[Dataset rows about figures]

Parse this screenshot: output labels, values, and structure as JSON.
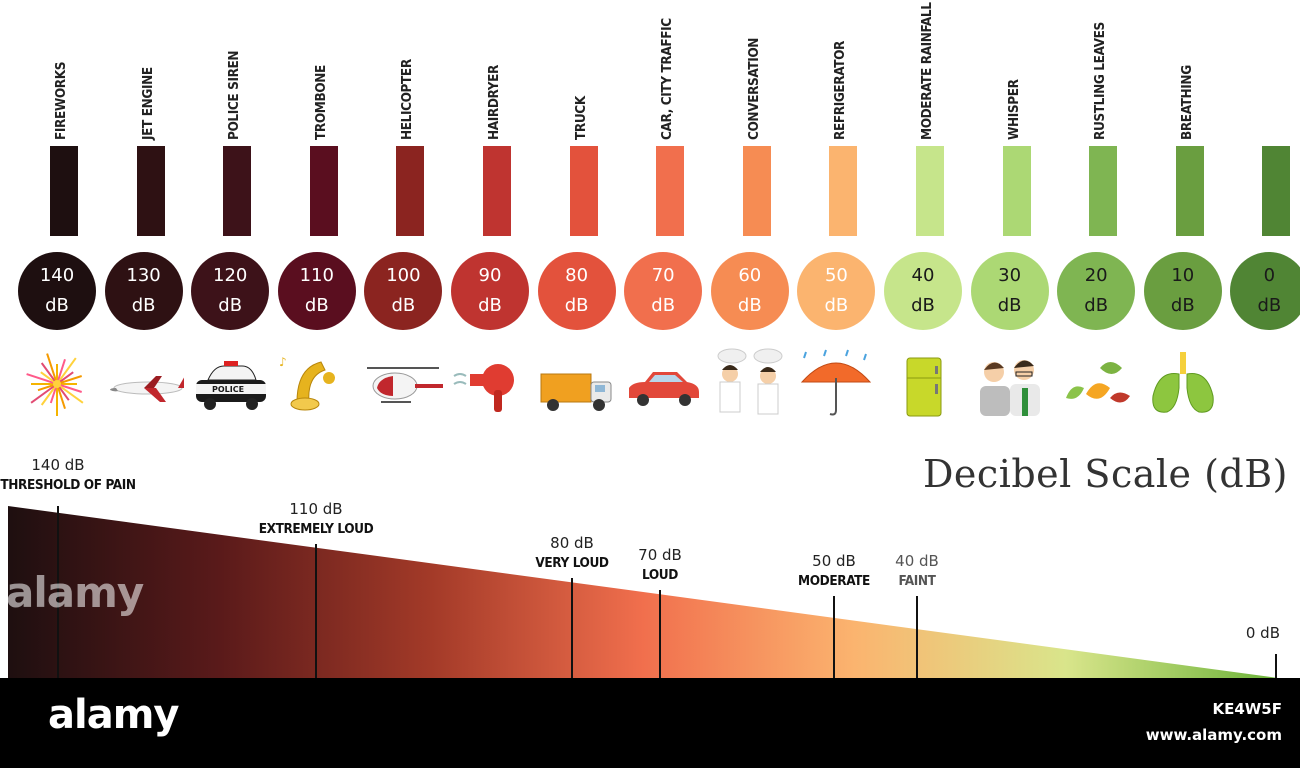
{
  "title": "Decibel Scale (dB)",
  "chart_data": {
    "type": "bar",
    "categories": [
      "FIREWORKS",
      "JET ENGINE",
      "POLICE SIREN",
      "TROMBONE",
      "HELICOPTER",
      "HAIRDRYER",
      "TRUCK",
      "CAR, CITY TRAFFIC",
      "CONVERSATION",
      "REFRIGERATOR",
      "MODERATE RAINFALL",
      "WHISPER",
      "RUSTLING LEAVES",
      "BREATHING",
      ""
    ],
    "values": [
      140,
      130,
      120,
      110,
      100,
      90,
      80,
      70,
      60,
      50,
      40,
      30,
      20,
      10,
      0
    ],
    "value_labels": [
      "140",
      "130",
      "120",
      "110",
      "100",
      "90",
      "80",
      "70",
      "60",
      "50",
      "40",
      "30",
      "20",
      "10",
      "0"
    ],
    "unit": "dB",
    "colors": [
      "#1e0f10",
      "#2e1113",
      "#3d1219",
      "#5a0e1f",
      "#8b2420",
      "#bf3430",
      "#e3523c",
      "#f16f4d",
      "#f68c53",
      "#fbb46f",
      "#c6e58b",
      "#acd874",
      "#7fb552",
      "#6a9e40",
      "#508534"
    ],
    "icons": [
      "fireworks-icon",
      "airplane-icon",
      "police-car-icon",
      "tuba-icon",
      "helicopter-icon",
      "hairdryer-icon",
      "truck-icon",
      "car-icon",
      "conversation-icon",
      "umbrella-rain-icon",
      "refrigerator-icon",
      "whisper-icon",
      "leaves-icon",
      "lungs-icon",
      ""
    ]
  },
  "scale": {
    "max": 140,
    "gradient": [
      "#1e0f10",
      "#5a1a1a",
      "#a33a28",
      "#f16f4d",
      "#fbb46f",
      "#d9e58b",
      "#6cb33a"
    ],
    "markers": [
      {
        "value": 140,
        "db": "140 dB",
        "category": "THRESHOLD OF PAIN"
      },
      {
        "value": 110,
        "db": "110 dB",
        "category": "EXTREMELY LOUD"
      },
      {
        "value": 80,
        "db": "80 dB",
        "category": "VERY LOUD"
      },
      {
        "value": 70,
        "db": "70 dB",
        "category": "LOUD"
      },
      {
        "value": 50,
        "db": "50 dB",
        "category": "MODERATE"
      },
      {
        "value": 40,
        "db": "40 dB",
        "category": "FAINT",
        "muted": true
      },
      {
        "value": 0,
        "db": "0 dB",
        "category": ""
      }
    ]
  },
  "watermark": {
    "logo": "alamy",
    "image_id": "KE4W5F",
    "url": "www.alamy.com"
  }
}
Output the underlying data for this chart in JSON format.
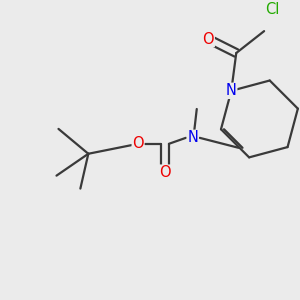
{
  "bg_color": "#ebebeb",
  "bond_color": "#3a3a3a",
  "atom_colors": {
    "O": "#ee0000",
    "N": "#0000ee",
    "Cl": "#22aa00"
  },
  "figsize": [
    3.0,
    3.0
  ],
  "dpi": 100,
  "bond_lw": 1.6,
  "font_size": 10.5
}
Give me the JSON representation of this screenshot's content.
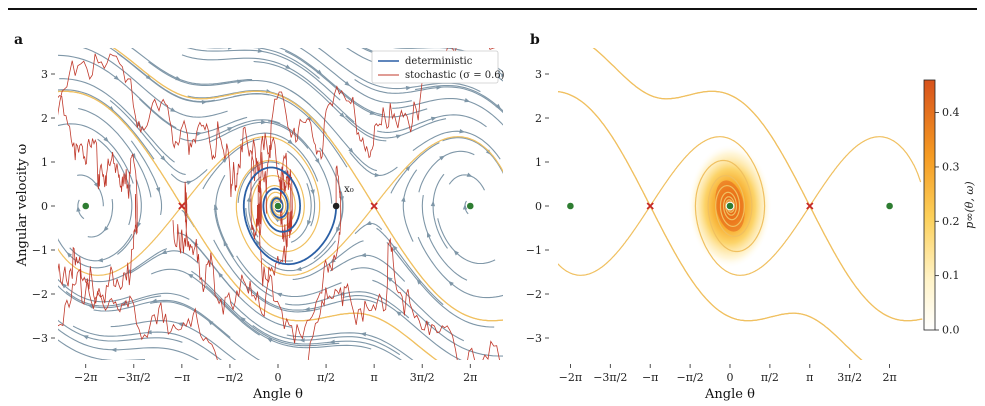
{
  "chart_data": [
    {
      "panel": "a",
      "type": "line",
      "xlabel": "Angle θ",
      "ylabel": "Angular velocity ω",
      "xlim": [
        -6.8,
        7.0
      ],
      "ylim": [
        -3.6,
        3.6
      ],
      "xticks": [
        "−2π",
        "−3π/2",
        "−π",
        "−π/2",
        "0",
        "π/2",
        "π",
        "3π/2",
        "2π"
      ],
      "yticks": [
        "−3",
        "−2",
        "−1",
        "0",
        "1",
        "2",
        "3"
      ],
      "legend": {
        "position": "top-right",
        "entries": [
          {
            "label": "deterministic",
            "color": "#2a5fa5"
          },
          {
            "label": "stochastic (σ = 0.6)",
            "color": "#c0392b"
          }
        ]
      },
      "annotation": "x₀",
      "stable_points": [
        [
          -6.2832,
          0
        ],
        [
          0,
          0
        ],
        [
          6.2832,
          0
        ]
      ],
      "saddle_points": [
        [
          -3.1416,
          0
        ],
        [
          3.1416,
          0
        ]
      ],
      "initial_condition": [
        1.9,
        0
      ],
      "colors": {
        "streamlines": "#7f97a8",
        "separatrix": "#f0c060",
        "stable": "#2e7d32",
        "saddle": "#c62828",
        "trajectory": "#2a5fa5",
        "stochastic": "#c0392b"
      }
    },
    {
      "panel": "b",
      "type": "heatmap",
      "xlabel": "Angle θ",
      "xlim": [
        -6.8,
        7.0
      ],
      "ylim": [
        -3.6,
        3.6
      ],
      "xticks": [
        "−2π",
        "−3π/2",
        "−π",
        "−π/2",
        "0",
        "π/2",
        "π",
        "3π/2",
        "2π"
      ],
      "yticks": [
        "−3",
        "−2",
        "−1",
        "0",
        "1",
        "2",
        "3"
      ],
      "colorbar": {
        "label": "p∞(θ, ω)",
        "min": 0.0,
        "max": 0.46,
        "ticks": [
          "0.0",
          "0.1",
          "0.2",
          "0.3",
          "0.4"
        ],
        "tick_values": [
          0.0,
          0.1,
          0.2,
          0.3,
          0.4
        ]
      },
      "stable_points": [
        [
          -6.2832,
          0
        ],
        [
          0,
          0
        ],
        [
          6.2832,
          0
        ]
      ],
      "saddle_points": [
        [
          -3.1416,
          0
        ],
        [
          3.1416,
          0
        ]
      ],
      "density_peak": [
        0,
        0
      ]
    }
  ]
}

▶ Given exercise
All the records above need to be given again word for word. Skip the pictures.

▶ Exercise answer
Parse this screenshot: output labels, values, and structure as JSON.
{
  "title": "Decibel Scale (dB)",
  "chart_data": {
    "type": "bar",
    "categories": [
      "FIREWORKS",
      "JET ENGINE",
      "POLICE SIREN",
      "TROMBONE",
      "HELICOPTER",
      "HAIRDRYER",
      "TRUCK",
      "CAR, CITY TRAFFIC",
      "CONVERSATION",
      "REFRIGERATOR",
      "MODERATE RAINFALL",
      "WHISPER",
      "RUSTLING LEAVES",
      "BREATHING",
      ""
    ],
    "values": [
      140,
      130,
      120,
      110,
      100,
      90,
      80,
      70,
      60,
      50,
      40,
      30,
      20,
      10,
      0
    ],
    "value_labels": [
      "140",
      "130",
      "120",
      "110",
      "100",
      "90",
      "80",
      "70",
      "60",
      "50",
      "40",
      "30",
      "20",
      "10",
      "0"
    ],
    "unit": "dB",
    "colors": [
      "#1e0f10",
      "#2e1113",
      "#3d1219",
      "#5a0e1f",
      "#8b2420",
      "#bf3430",
      "#e3523c",
      "#f16f4d",
      "#f68c53",
      "#fbb46f",
      "#c6e58b",
      "#acd874",
      "#7fb552",
      "#6a9e40",
      "#508534"
    ],
    "icons": [
      "fireworks-icon",
      "airplane-icon",
      "police-car-icon",
      "tuba-icon",
      "helicopter-icon",
      "hairdryer-icon",
      "truck-icon",
      "car-icon",
      "conversation-icon",
      "umbrella-rain-icon",
      "refrigerator-icon",
      "whisper-icon",
      "leaves-icon",
      "lungs-icon",
      ""
    ]
  },
  "scale": {
    "max": 140,
    "gradient": [
      "#1e0f10",
      "#5a1a1a",
      "#a33a28",
      "#f16f4d",
      "#fbb46f",
      "#d9e58b",
      "#6cb33a"
    ],
    "markers": [
      {
        "value": 140,
        "db": "140 dB",
        "category": "THRESHOLD OF PAIN"
      },
      {
        "value": 110,
        "db": "110 dB",
        "category": "EXTREMELY LOUD"
      },
      {
        "value": 80,
        "db": "80 dB",
        "category": "VERY LOUD"
      },
      {
        "value": 70,
        "db": "70 dB",
        "category": "LOUD"
      },
      {
        "value": 50,
        "db": "50 dB",
        "category": "MODERATE"
      },
      {
        "value": 40,
        "db": "40 dB",
        "category": "FAINT",
        "muted": true
      },
      {
        "value": 0,
        "db": "0 dB",
        "category": ""
      }
    ]
  },
  "watermark": {
    "logo": "alamy",
    "image_id": "KE4W5F",
    "url": "www.alamy.com"
  }
}
Output the underlying data for this chart in JSON format.
{
  "bg_color": "#ebebeb",
  "bond_color": "#3a3a3a",
  "atom_colors": {
    "O": "#ee0000",
    "N": "#0000ee",
    "Cl": "#22aa00"
  },
  "figsize": [
    3.0,
    3.0
  ],
  "dpi": 100,
  "bond_lw": 1.6,
  "font_size": 10.5
}
Give me the JSON representation of this screenshot's content.
{
  "chart_data": [
    {
      "panel": "a",
      "type": "line",
      "xlabel": "Angle θ",
      "ylabel": "Angular velocity ω",
      "xlim": [
        -6.8,
        7.0
      ],
      "ylim": [
        -3.6,
        3.6
      ],
      "xticks": [
        "−2π",
        "−3π/2",
        "−π",
        "−π/2",
        "0",
        "π/2",
        "π",
        "3π/2",
        "2π"
      ],
      "yticks": [
        "−3",
        "−2",
        "−1",
        "0",
        "1",
        "2",
        "3"
      ],
      "legend": {
        "position": "top-right",
        "entries": [
          {
            "label": "deterministic",
            "color": "#2a5fa5"
          },
          {
            "label": "stochastic (σ = 0.6)",
            "color": "#c0392b"
          }
        ]
      },
      "annotation": "x₀",
      "stable_points": [
        [
          -6.2832,
          0
        ],
        [
          0,
          0
        ],
        [
          6.2832,
          0
        ]
      ],
      "saddle_points": [
        [
          -3.1416,
          0
        ],
        [
          3.1416,
          0
        ]
      ],
      "initial_condition": [
        1.9,
        0
      ],
      "colors": {
        "streamlines": "#7f97a8",
        "separatrix": "#f0c060",
        "stable": "#2e7d32",
        "saddle": "#c62828",
        "trajectory": "#2a5fa5",
        "stochastic": "#c0392b"
      }
    },
    {
      "panel": "b",
      "type": "heatmap",
      "xlabel": "Angle θ",
      "xlim": [
        -6.8,
        7.0
      ],
      "ylim": [
        -3.6,
        3.6
      ],
      "xticks": [
        "−2π",
        "−3π/2",
        "−π",
        "−π/2",
        "0",
        "π/2",
        "π",
        "3π/2",
        "2π"
      ],
      "yticks": [
        "−3",
        "−2",
        "−1",
        "0",
        "1",
        "2",
        "3"
      ],
      "colorbar": {
        "label": "p∞(θ, ω)",
        "min": 0.0,
        "max": 0.46,
        "ticks": [
          "0.0",
          "0.1",
          "0.2",
          "0.3",
          "0.4"
        ],
        "tick_values": [
          0.0,
          0.1,
          0.2,
          0.3,
          0.4
        ]
      },
      "stable_points": [
        [
          -6.2832,
          0
        ],
        [
          0,
          0
        ],
        [
          6.2832,
          0
        ]
      ],
      "saddle_points": [
        [
          -3.1416,
          0
        ],
        [
          3.1416,
          0
        ]
      ],
      "density_peak": [
        0,
        0
      ]
    }
  ]
}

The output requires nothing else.